-- To be done --
Pull out every line below that contains the word "group".

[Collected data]

######

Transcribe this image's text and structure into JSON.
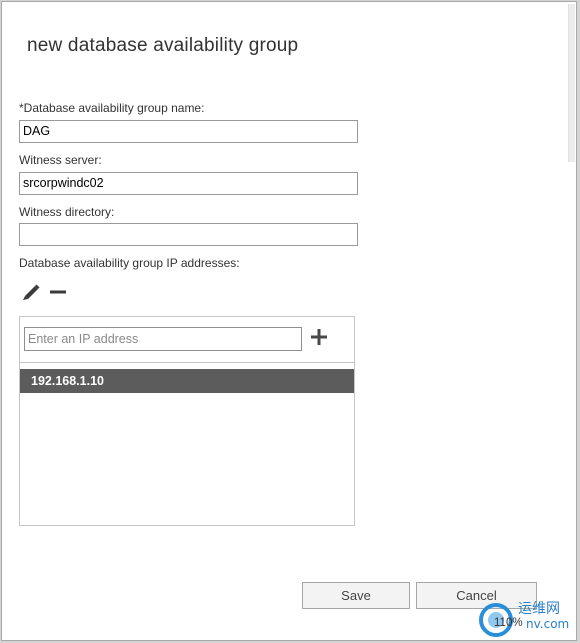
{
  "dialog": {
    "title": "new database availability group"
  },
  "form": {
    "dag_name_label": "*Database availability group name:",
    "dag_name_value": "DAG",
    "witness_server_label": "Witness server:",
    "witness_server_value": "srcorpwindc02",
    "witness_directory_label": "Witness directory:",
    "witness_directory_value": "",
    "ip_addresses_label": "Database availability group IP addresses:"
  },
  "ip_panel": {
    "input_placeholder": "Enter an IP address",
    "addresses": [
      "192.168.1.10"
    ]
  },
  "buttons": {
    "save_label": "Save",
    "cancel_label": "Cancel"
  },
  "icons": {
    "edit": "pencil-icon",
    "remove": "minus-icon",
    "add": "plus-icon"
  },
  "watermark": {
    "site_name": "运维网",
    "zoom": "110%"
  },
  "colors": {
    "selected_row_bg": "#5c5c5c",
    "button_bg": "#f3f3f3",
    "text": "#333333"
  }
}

######

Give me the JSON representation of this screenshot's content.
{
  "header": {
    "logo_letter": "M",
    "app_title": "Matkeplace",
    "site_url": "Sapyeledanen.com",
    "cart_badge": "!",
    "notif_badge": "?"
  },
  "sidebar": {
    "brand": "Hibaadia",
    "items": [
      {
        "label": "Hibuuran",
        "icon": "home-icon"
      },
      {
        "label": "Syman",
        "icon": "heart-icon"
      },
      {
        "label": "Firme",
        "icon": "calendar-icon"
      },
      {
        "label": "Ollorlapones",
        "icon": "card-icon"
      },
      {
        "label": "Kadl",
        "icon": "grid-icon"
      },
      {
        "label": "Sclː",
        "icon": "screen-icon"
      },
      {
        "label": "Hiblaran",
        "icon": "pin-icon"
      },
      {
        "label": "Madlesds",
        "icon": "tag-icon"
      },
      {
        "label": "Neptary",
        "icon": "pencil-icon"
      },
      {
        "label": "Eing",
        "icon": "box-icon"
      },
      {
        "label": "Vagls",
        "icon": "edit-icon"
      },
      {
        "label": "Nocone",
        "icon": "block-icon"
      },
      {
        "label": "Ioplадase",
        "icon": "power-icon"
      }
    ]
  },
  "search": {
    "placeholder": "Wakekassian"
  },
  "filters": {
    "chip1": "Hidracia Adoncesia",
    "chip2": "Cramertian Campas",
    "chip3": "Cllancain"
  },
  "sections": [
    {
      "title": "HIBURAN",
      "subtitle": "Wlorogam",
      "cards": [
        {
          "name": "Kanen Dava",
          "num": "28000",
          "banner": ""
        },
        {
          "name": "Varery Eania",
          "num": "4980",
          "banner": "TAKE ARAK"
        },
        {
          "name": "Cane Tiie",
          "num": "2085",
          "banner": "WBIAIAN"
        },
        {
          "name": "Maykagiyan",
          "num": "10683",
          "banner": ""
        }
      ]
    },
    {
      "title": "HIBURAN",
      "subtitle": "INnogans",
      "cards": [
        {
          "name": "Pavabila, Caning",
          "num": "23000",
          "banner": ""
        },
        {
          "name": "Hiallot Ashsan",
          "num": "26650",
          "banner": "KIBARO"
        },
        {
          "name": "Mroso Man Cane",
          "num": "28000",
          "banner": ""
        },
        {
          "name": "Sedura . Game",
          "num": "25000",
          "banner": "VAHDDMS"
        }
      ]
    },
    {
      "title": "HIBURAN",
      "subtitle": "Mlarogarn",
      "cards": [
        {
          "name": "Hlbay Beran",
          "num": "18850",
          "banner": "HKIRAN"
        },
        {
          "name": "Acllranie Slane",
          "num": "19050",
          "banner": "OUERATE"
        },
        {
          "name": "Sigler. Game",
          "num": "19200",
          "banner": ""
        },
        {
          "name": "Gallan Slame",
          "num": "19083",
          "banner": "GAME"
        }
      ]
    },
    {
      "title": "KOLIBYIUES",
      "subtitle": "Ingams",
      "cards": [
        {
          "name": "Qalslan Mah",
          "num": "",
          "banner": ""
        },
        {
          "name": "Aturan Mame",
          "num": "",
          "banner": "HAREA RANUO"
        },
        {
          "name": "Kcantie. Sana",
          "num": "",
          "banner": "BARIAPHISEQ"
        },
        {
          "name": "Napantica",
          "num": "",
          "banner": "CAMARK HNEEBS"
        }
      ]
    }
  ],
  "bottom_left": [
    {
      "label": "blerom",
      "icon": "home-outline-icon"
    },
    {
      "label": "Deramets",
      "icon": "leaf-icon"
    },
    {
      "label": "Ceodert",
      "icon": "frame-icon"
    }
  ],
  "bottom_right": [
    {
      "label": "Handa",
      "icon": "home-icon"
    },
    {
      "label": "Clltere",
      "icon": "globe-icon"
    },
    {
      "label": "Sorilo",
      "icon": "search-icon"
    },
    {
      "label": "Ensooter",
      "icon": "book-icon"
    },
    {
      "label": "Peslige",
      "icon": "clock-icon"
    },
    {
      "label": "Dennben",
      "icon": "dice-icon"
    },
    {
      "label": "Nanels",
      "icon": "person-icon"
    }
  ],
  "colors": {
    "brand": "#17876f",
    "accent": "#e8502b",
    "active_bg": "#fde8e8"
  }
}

######

-- Solution to this problem --
    "title": "new database availability group"
    "dag_name_label": "*Database availability group name:",
    "ip_addresses_label": "Database availability group IP addresses:"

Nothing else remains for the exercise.